### [WHAT THE TASK ASKS]
Take every line from the listing below that includes "intended" and copy it.
===== EXTRACTED INFORMATION
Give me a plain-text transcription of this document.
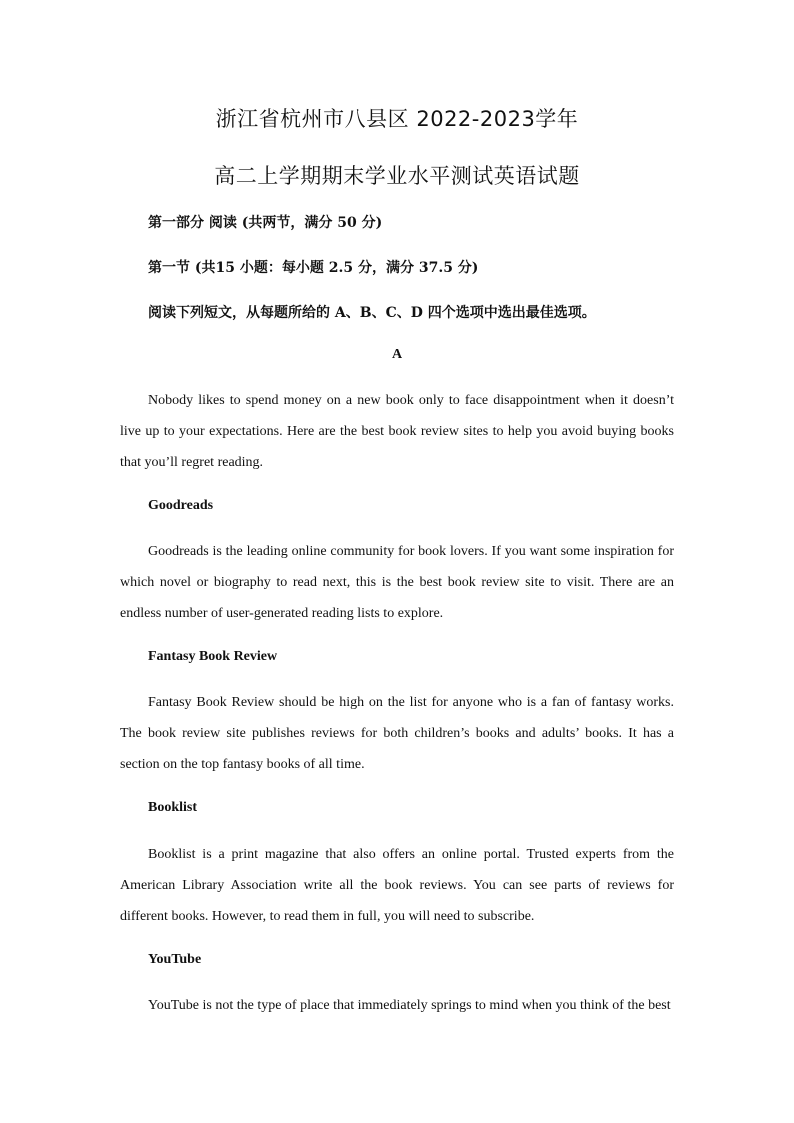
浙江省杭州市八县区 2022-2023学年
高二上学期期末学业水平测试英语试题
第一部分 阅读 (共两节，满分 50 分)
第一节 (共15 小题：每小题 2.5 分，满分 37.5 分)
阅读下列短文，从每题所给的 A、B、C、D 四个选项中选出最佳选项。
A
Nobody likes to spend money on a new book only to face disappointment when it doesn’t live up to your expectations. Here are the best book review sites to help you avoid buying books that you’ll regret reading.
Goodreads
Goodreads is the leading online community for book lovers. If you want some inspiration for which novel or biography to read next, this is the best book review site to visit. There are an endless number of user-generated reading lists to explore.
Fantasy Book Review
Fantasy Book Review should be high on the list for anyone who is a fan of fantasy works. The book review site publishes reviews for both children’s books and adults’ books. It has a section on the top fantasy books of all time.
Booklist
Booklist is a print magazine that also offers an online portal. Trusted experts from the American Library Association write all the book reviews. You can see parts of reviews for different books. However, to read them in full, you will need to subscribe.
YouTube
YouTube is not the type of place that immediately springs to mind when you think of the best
==========
===== EXTRACTED INFORMATION
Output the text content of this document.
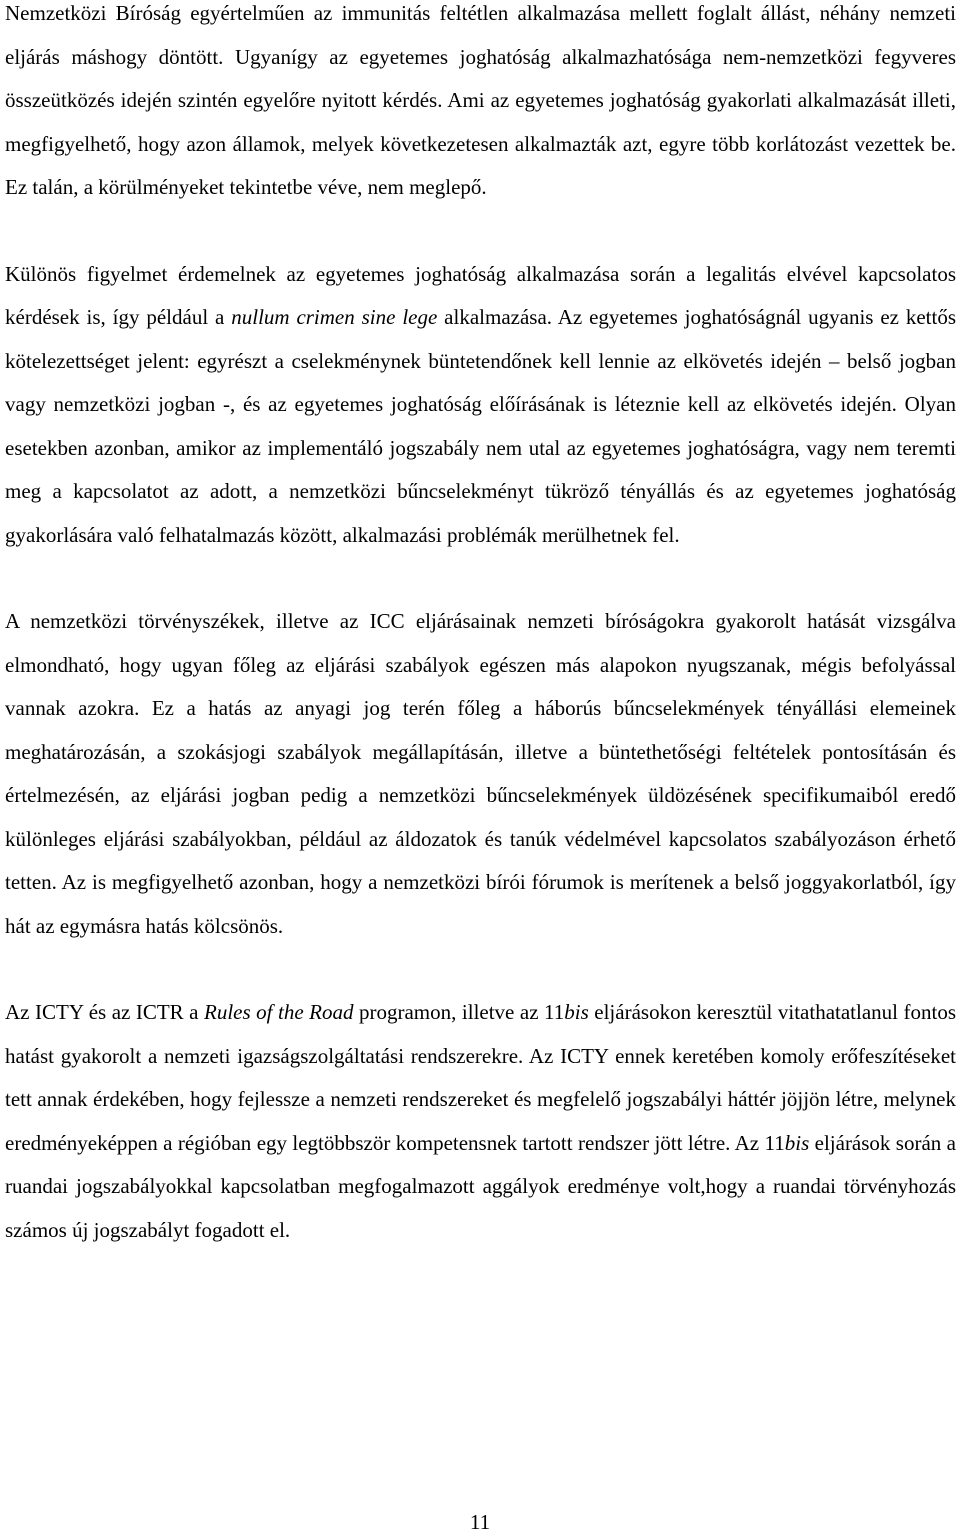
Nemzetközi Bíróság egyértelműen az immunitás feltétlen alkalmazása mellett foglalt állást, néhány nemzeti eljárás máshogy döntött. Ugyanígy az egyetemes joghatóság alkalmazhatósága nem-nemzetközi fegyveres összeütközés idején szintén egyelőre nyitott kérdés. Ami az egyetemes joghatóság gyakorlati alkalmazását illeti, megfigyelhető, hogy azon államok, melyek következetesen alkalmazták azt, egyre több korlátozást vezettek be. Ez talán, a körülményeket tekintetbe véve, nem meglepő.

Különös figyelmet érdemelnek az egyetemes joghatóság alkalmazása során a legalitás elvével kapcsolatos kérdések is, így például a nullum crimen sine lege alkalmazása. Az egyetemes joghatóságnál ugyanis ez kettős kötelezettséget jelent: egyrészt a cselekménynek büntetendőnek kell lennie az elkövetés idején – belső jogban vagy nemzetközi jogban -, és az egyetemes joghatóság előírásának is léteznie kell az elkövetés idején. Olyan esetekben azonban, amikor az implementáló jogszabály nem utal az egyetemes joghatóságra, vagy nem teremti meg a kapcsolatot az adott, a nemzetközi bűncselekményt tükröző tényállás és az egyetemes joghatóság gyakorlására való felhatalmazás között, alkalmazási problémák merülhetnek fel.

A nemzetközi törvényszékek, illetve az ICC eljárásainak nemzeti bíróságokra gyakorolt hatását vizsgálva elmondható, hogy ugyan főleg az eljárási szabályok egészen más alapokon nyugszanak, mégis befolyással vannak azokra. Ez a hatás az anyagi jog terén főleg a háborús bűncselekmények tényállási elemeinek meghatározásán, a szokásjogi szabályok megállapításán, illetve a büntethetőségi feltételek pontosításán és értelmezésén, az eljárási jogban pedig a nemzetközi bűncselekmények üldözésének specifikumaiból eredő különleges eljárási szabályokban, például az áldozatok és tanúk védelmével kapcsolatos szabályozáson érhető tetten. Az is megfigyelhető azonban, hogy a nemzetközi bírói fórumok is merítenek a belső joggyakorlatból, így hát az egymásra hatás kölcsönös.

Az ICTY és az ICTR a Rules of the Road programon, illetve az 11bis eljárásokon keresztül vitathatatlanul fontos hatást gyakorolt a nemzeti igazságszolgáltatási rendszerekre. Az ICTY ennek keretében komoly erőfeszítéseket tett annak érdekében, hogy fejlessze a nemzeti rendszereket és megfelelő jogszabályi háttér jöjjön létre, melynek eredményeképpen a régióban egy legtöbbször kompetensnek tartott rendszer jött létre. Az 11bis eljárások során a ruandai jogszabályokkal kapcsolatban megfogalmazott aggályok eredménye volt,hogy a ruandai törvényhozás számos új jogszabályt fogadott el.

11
==========
===== EXTRACTED INFORMATION
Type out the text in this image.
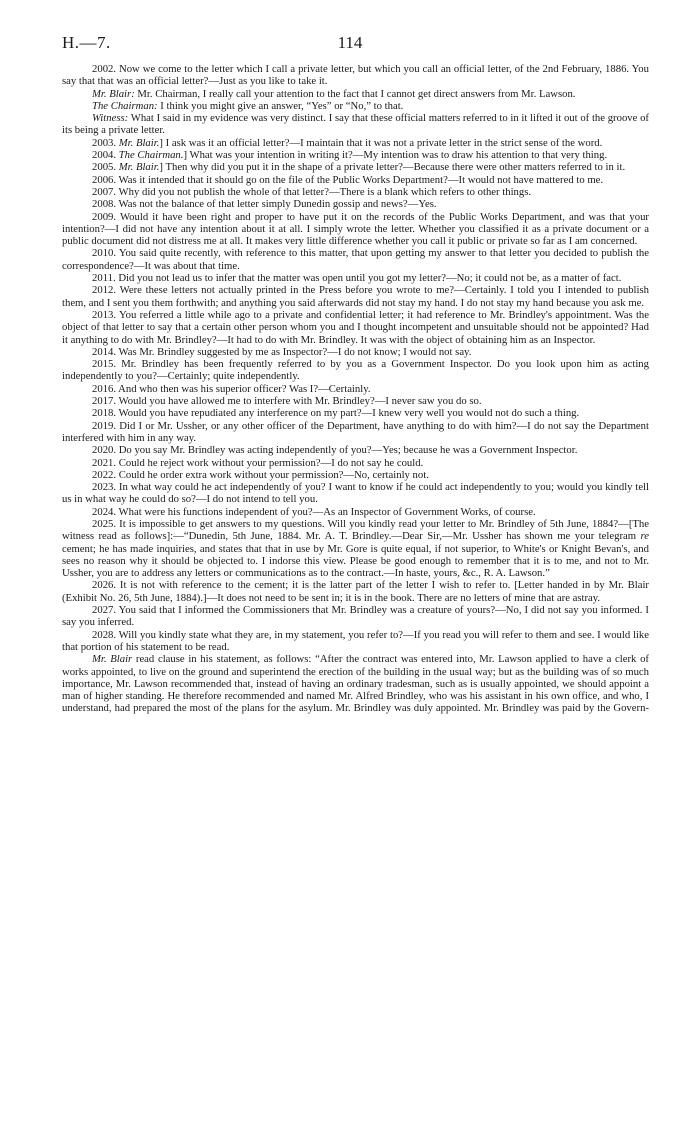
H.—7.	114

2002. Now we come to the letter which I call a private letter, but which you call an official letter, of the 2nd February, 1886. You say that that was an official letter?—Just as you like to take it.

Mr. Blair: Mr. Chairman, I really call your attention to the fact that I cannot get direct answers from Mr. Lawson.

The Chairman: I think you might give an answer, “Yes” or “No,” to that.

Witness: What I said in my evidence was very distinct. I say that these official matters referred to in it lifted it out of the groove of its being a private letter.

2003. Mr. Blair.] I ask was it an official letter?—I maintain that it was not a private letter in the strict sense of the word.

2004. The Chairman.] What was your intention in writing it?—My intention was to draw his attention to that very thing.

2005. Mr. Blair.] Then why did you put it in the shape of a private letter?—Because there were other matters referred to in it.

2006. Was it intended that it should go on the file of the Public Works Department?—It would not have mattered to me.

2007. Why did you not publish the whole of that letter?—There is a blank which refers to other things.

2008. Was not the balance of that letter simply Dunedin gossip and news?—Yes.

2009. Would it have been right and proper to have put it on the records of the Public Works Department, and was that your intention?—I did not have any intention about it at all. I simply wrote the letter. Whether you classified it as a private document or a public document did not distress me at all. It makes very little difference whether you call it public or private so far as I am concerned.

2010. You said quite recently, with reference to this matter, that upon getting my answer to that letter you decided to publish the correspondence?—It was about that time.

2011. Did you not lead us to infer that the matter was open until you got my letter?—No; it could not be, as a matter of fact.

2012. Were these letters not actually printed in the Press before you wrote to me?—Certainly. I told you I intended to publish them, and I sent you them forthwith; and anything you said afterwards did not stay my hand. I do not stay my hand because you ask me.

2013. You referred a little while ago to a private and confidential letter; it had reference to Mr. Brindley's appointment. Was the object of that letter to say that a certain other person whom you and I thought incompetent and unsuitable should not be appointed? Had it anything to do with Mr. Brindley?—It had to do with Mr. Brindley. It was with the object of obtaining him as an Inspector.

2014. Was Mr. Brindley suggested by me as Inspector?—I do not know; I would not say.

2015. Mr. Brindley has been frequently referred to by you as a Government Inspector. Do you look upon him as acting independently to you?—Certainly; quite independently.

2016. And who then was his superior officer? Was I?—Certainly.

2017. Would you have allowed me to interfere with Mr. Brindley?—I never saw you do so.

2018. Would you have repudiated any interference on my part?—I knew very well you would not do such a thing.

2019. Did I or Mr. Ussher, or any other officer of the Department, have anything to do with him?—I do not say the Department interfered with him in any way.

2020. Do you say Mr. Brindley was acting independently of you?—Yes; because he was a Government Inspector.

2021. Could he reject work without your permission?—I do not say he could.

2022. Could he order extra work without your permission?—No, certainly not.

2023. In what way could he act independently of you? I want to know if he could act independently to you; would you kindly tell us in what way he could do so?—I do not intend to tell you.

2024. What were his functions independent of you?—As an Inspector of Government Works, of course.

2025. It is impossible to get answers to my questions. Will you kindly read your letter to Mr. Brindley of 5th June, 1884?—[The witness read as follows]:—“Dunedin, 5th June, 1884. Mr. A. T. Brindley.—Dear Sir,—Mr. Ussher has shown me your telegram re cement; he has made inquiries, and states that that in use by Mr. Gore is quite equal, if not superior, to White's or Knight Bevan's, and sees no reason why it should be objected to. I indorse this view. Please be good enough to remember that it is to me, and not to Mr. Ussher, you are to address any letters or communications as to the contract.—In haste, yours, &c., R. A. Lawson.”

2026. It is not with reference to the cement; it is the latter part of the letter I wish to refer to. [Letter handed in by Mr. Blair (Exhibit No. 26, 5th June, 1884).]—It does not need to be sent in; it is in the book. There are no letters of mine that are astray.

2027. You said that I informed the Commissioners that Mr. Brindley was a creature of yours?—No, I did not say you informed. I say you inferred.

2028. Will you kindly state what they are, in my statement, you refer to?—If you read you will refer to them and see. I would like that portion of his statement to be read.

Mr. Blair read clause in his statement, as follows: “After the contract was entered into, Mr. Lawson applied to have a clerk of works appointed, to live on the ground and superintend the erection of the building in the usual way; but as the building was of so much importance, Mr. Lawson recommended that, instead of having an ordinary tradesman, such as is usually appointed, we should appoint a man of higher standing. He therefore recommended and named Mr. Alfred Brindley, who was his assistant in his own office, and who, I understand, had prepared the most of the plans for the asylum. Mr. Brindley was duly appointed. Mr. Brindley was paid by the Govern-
==========
### [ANSWER]
2006. Was it intended that it should go on the file of the Public Works Department?—It would not have mattered to me.
2012. Were these letters not actually printed in the Press before you wrote to me?—Certainly. I told you I intended to publish them, and I sent you them forthwith; and anything you said afterwards did not stay my hand. I do not stay my hand because you ask me.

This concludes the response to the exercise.